What needs to be done: All entries below need to be written out exactly, but without their pictures.

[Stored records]
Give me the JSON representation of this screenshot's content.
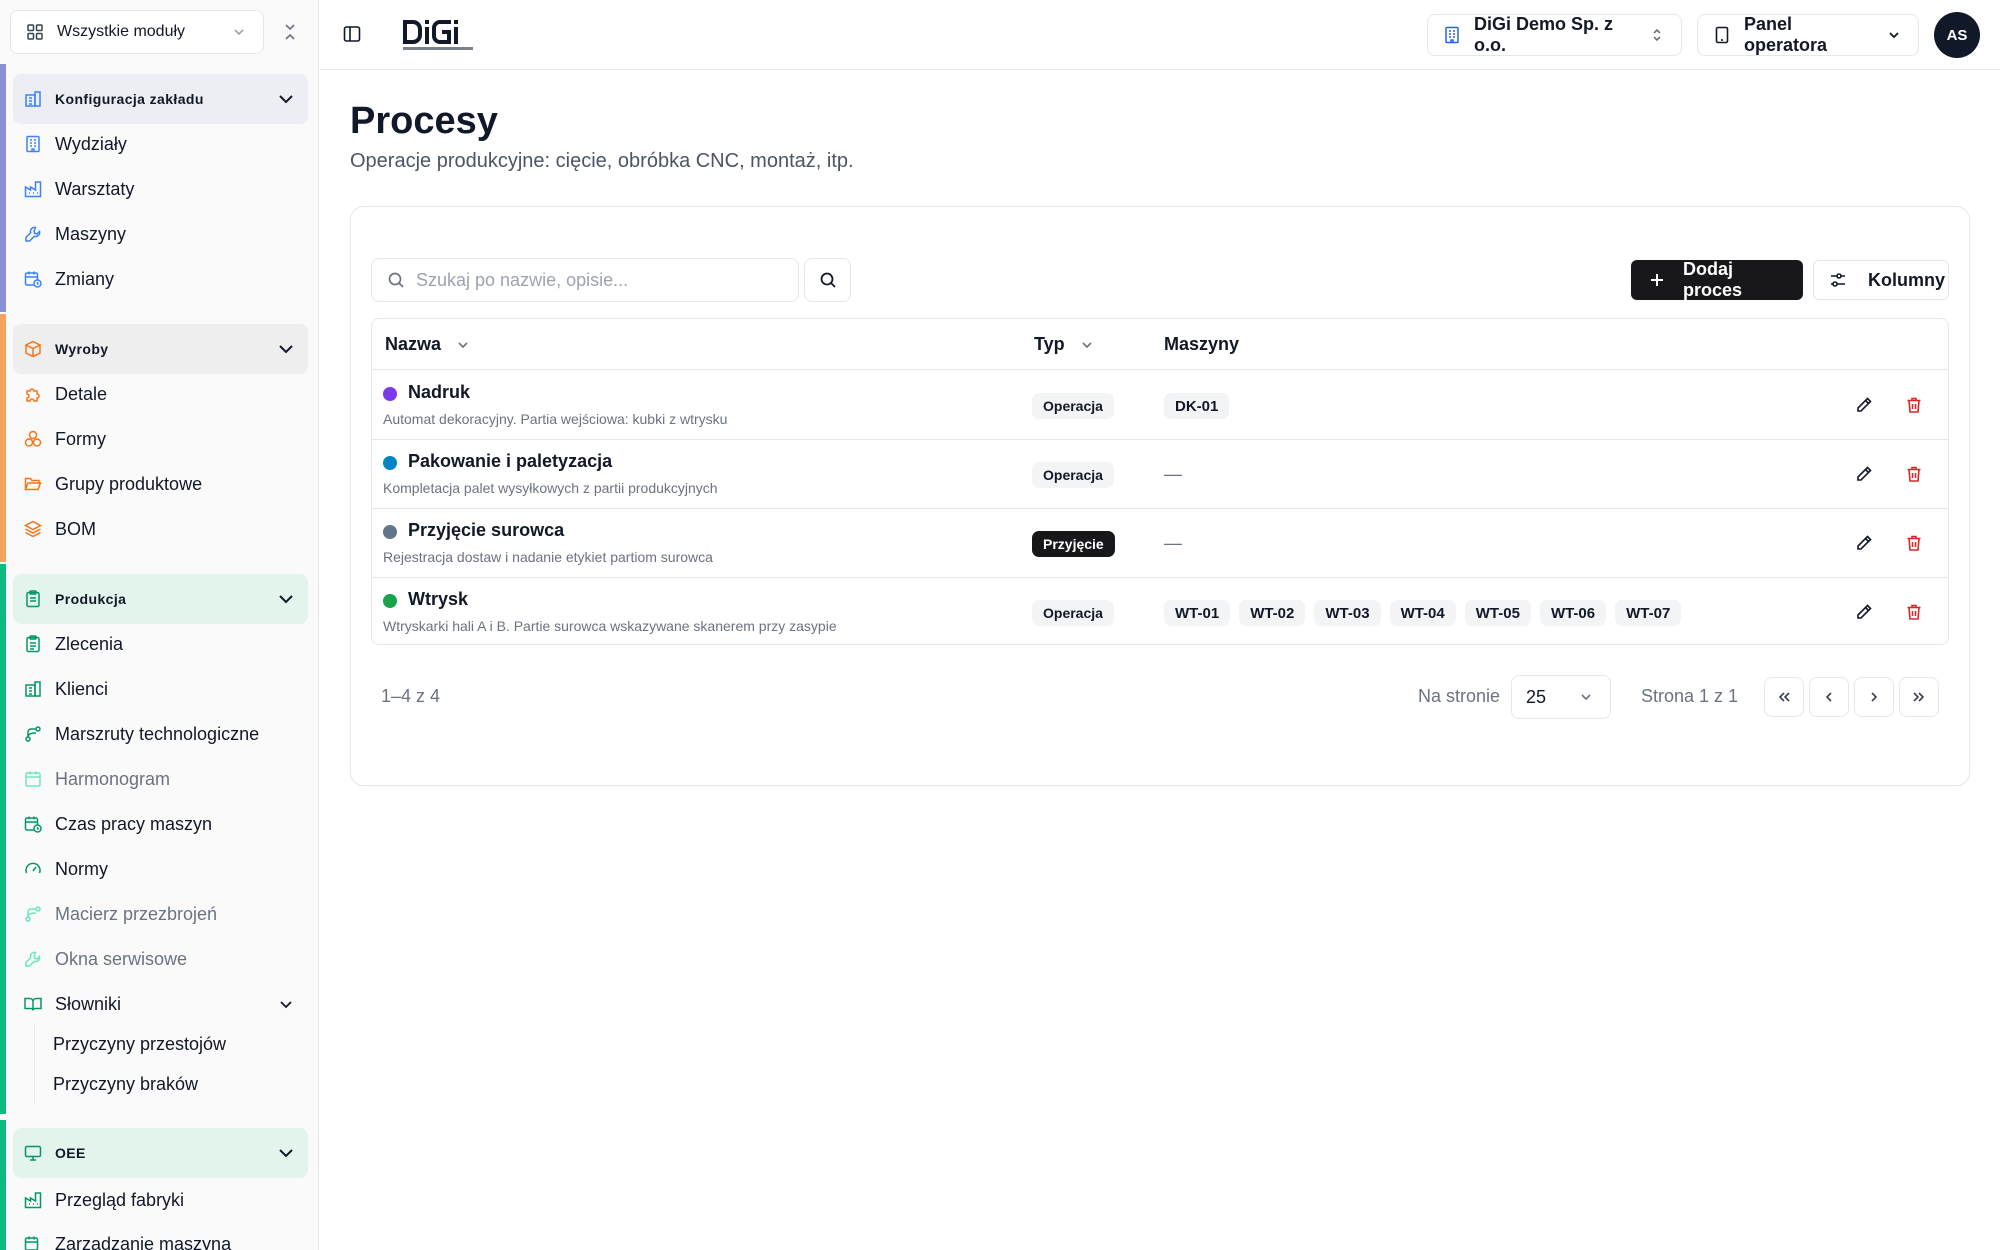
{
  "sidebar": {
    "module_select": "Wszystkie moduły",
    "sections": [
      {
        "title": "Konfiguracja zakładu",
        "color": "#6366f1",
        "items": [
          "Wydziały",
          "Warsztaty",
          "Maszyny",
          "Zmiany"
        ]
      },
      {
        "title": "Wyroby",
        "color": "#f97316",
        "items": [
          "Detale",
          "Formy",
          "Grupy produktowe",
          "BOM"
        ]
      },
      {
        "title": "Produkcja",
        "color": "#10b981",
        "items": [
          "Zlecenia",
          "Klienci",
          "Marszruty technologiczne",
          "Harmonogram",
          "Czas pracy maszyn",
          "Normy",
          "Macierz przezbrojeń",
          "Okna serwisowe",
          "Słowniki"
        ],
        "subitems": [
          "Przyczyny przestojów",
          "Przyczyny braków"
        ]
      },
      {
        "title": "OEE",
        "color": "#10b981",
        "items": [
          "Przegląd fabryki",
          "Zarządzanie maszyną"
        ]
      }
    ]
  },
  "topbar": {
    "company": "DiGi Demo Sp. z o.o.",
    "role": "Panel operatora",
    "avatar_initials": "AS"
  },
  "page": {
    "title": "Procesy",
    "subtitle": "Operacje produkcyjne: cięcie, obróbka CNC, montaż, itp."
  },
  "toolbar": {
    "search_placeholder": "Szukaj po nazwie, opisie...",
    "add_label": "Dodaj proces",
    "columns_label": "Kolumny"
  },
  "table": {
    "headers": {
      "name": "Nazwa",
      "type": "Typ",
      "machines": "Maszyny"
    },
    "rows": [
      {
        "name": "Nadruk",
        "desc": "Automat dekoracyjny. Partia wejściowa: kubki z wtrysku",
        "dot": "#7c3aed",
        "type": "Operacja",
        "machines": [
          "DK-01"
        ]
      },
      {
        "name": "Pakowanie i paletyzacja",
        "desc": "Kompletacja palet wysyłkowych z partii produkcyjnych",
        "dot": "#0284c7",
        "type": "Operacja",
        "machines": []
      },
      {
        "name": "Przyjęcie surowca",
        "desc": "Rejestracja dostaw i nadanie etykiet partiom surowca",
        "dot": "#64748b",
        "type": "Przyjęcie",
        "machines": []
      },
      {
        "name": "Wtrysk",
        "desc": "Wtryskarki hali A i B. Partie surowca wskazywane skanerem przy zasypie",
        "dot": "#16a34a",
        "type": "Operacja",
        "machines": [
          "WT-01",
          "WT-02",
          "WT-03",
          "WT-04",
          "WT-05",
          "WT-06",
          "WT-07"
        ]
      }
    ],
    "empty_marker": "—"
  },
  "pagination": {
    "count": "1–4 z 4",
    "per_page_label": "Na stronie",
    "per_page": "25",
    "page_info": "Strona 1 z 1"
  },
  "colors": {
    "primary_button": "#18181b",
    "delete": "#dc2626"
  }
}
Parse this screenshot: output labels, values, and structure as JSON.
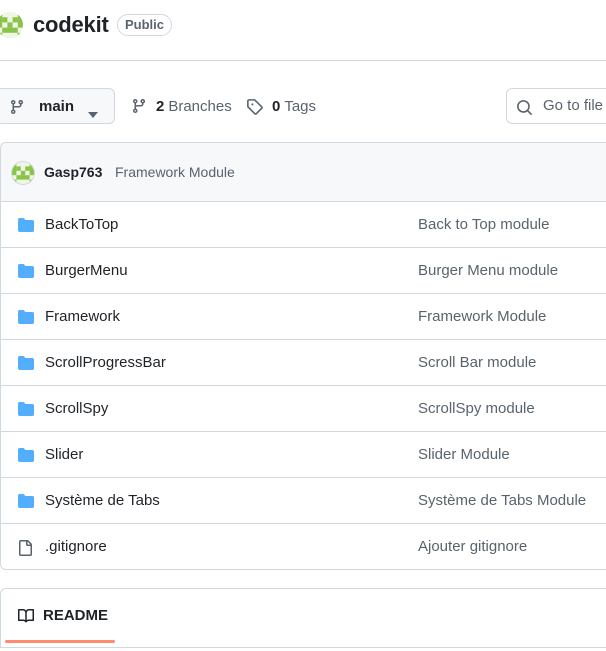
{
  "repo": {
    "name": "codekit",
    "visibility": "Public"
  },
  "toolbar": {
    "branch": "main",
    "branches_count": "2",
    "branches_label": "Branches",
    "tags_count": "0",
    "tags_label": "Tags",
    "search_placeholder": "Go to file"
  },
  "latest_commit": {
    "author": "Gasp763",
    "message": "Framework Module"
  },
  "files": [
    {
      "name": "BackToTop",
      "type": "folder",
      "commit": "Back to Top module"
    },
    {
      "name": "BurgerMenu",
      "type": "folder",
      "commit": "Burger Menu module"
    },
    {
      "name": "Framework",
      "type": "folder",
      "commit": "Framework Module"
    },
    {
      "name": "ScrollProgressBar",
      "type": "folder",
      "commit": "Scroll Bar module"
    },
    {
      "name": "ScrollSpy",
      "type": "folder",
      "commit": "ScrollSpy module"
    },
    {
      "name": "Slider",
      "type": "folder",
      "commit": "Slider Module"
    },
    {
      "name": "Système de Tabs",
      "type": "folder",
      "commit": "Système de Tabs Module"
    },
    {
      "name": ".gitignore",
      "type": "file",
      "commit": "Ajouter gitignore"
    }
  ],
  "readme": {
    "tab_label": "README"
  },
  "colors": {
    "folder": "#54aeff",
    "accent_underline": "#fd8c73",
    "avatar": "#8bc34a"
  },
  "icons": {
    "branch": "git-branch-icon",
    "tag": "tag-icon",
    "search": "search-icon",
    "folder": "folder-icon",
    "file": "file-icon",
    "book": "book-icon",
    "caret": "triangle-down-icon"
  }
}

Task output:
Give me the JSON representation of this screenshot's content.
{
  "sidebar": {
    "module_select": "Wszystkie moduły",
    "sections": [
      {
        "title": "Konfiguracja zakładu",
        "color": "#6366f1",
        "items": [
          "Wydziały",
          "Warsztaty",
          "Maszyny",
          "Zmiany"
        ]
      },
      {
        "title": "Wyroby",
        "color": "#f97316",
        "items": [
          "Detale",
          "Formy",
          "Grupy produktowe",
          "BOM"
        ]
      },
      {
        "title": "Produkcja",
        "color": "#10b981",
        "items": [
          "Zlecenia",
          "Klienci",
          "Marszruty technologiczne",
          "Harmonogram",
          "Czas pracy maszyn",
          "Normy",
          "Macierz przezbrojeń",
          "Okna serwisowe",
          "Słowniki"
        ],
        "subitems": [
          "Przyczyny przestojów",
          "Przyczyny braków"
        ]
      },
      {
        "title": "OEE",
        "color": "#10b981",
        "items": [
          "Przegląd fabryki",
          "Zarządzanie maszyną"
        ]
      }
    ]
  },
  "topbar": {
    "company": "DiGi Demo Sp. z o.o.",
    "role": "Panel operatora",
    "avatar_initials": "AS"
  },
  "page": {
    "title": "Procesy",
    "subtitle": "Operacje produkcyjne: cięcie, obróbka CNC, montaż, itp."
  },
  "toolbar": {
    "search_placeholder": "Szukaj po nazwie, opisie...",
    "add_label": "Dodaj proces",
    "columns_label": "Kolumny"
  },
  "table": {
    "headers": {
      "name": "Nazwa",
      "type": "Typ",
      "machines": "Maszyny"
    },
    "rows": [
      {
        "name": "Nadruk",
        "desc": "Automat dekoracyjny. Partia wejściowa: kubki z wtrysku",
        "dot": "#7c3aed",
        "type": "Operacja",
        "machines": [
          "DK-01"
        ]
      },
      {
        "name": "Pakowanie i paletyzacja",
        "desc": "Kompletacja palet wysyłkowych z partii produkcyjnych",
        "dot": "#0284c7",
        "type": "Operacja",
        "machines": []
      },
      {
        "name": "Przyjęcie surowca",
        "desc": "Rejestracja dostaw i nadanie etykiet partiom surowca",
        "dot": "#64748b",
        "type": "Przyjęcie",
        "machines": []
      },
      {
        "name": "Wtrysk",
        "desc": "Wtryskarki hali A i B. Partie surowca wskazywane skanerem przy zasypie",
        "dot": "#16a34a",
        "type": "Operacja",
        "machines": [
          "WT-01",
          "WT-02",
          "WT-03",
          "WT-04",
          "WT-05",
          "WT-06",
          "WT-07"
        ]
      }
    ],
    "empty_marker": "—"
  },
  "pagination": {
    "count": "1–4 z 4",
    "per_page_label": "Na stronie",
    "per_page": "25",
    "page_info": "Strona 1 z 1"
  },
  "colors": {
    "primary_button": "#18181b",
    "delete": "#dc2626"
  }
}
Parse this screenshot: output labels, values, and structure as JSON.
{
  "repo": {
    "name": "codekit",
    "visibility": "Public"
  },
  "toolbar": {
    "branch": "main",
    "branches_count": "2",
    "branches_label": "Branches",
    "tags_count": "0",
    "tags_label": "Tags",
    "search_placeholder": "Go to file"
  },
  "latest_commit": {
    "author": "Gasp763",
    "message": "Framework Module"
  },
  "files": [
    {
      "name": "BackToTop",
      "type": "folder",
      "commit": "Back to Top module"
    },
    {
      "name": "BurgerMenu",
      "type": "folder",
      "commit": "Burger Menu module"
    },
    {
      "name": "Framework",
      "type": "folder",
      "commit": "Framework Module"
    },
    {
      "name": "ScrollProgressBar",
      "type": "folder",
      "commit": "Scroll Bar module"
    },
    {
      "name": "ScrollSpy",
      "type": "folder",
      "commit": "ScrollSpy module"
    },
    {
      "name": "Slider",
      "type": "folder",
      "commit": "Slider Module"
    },
    {
      "name": "Système de Tabs",
      "type": "folder",
      "commit": "Système de Tabs Module"
    },
    {
      "name": ".gitignore",
      "type": "file",
      "commit": "Ajouter gitignore"
    }
  ],
  "readme": {
    "tab_label": "README"
  },
  "colors": {
    "folder": "#54aeff",
    "accent_underline": "#fd8c73",
    "avatar": "#8bc34a"
  },
  "icons": {
    "branch": "git-branch-icon",
    "tag": "tag-icon",
    "search": "search-icon",
    "folder": "folder-icon",
    "file": "file-icon",
    "book": "book-icon",
    "caret": "triangle-down-icon"
  }
}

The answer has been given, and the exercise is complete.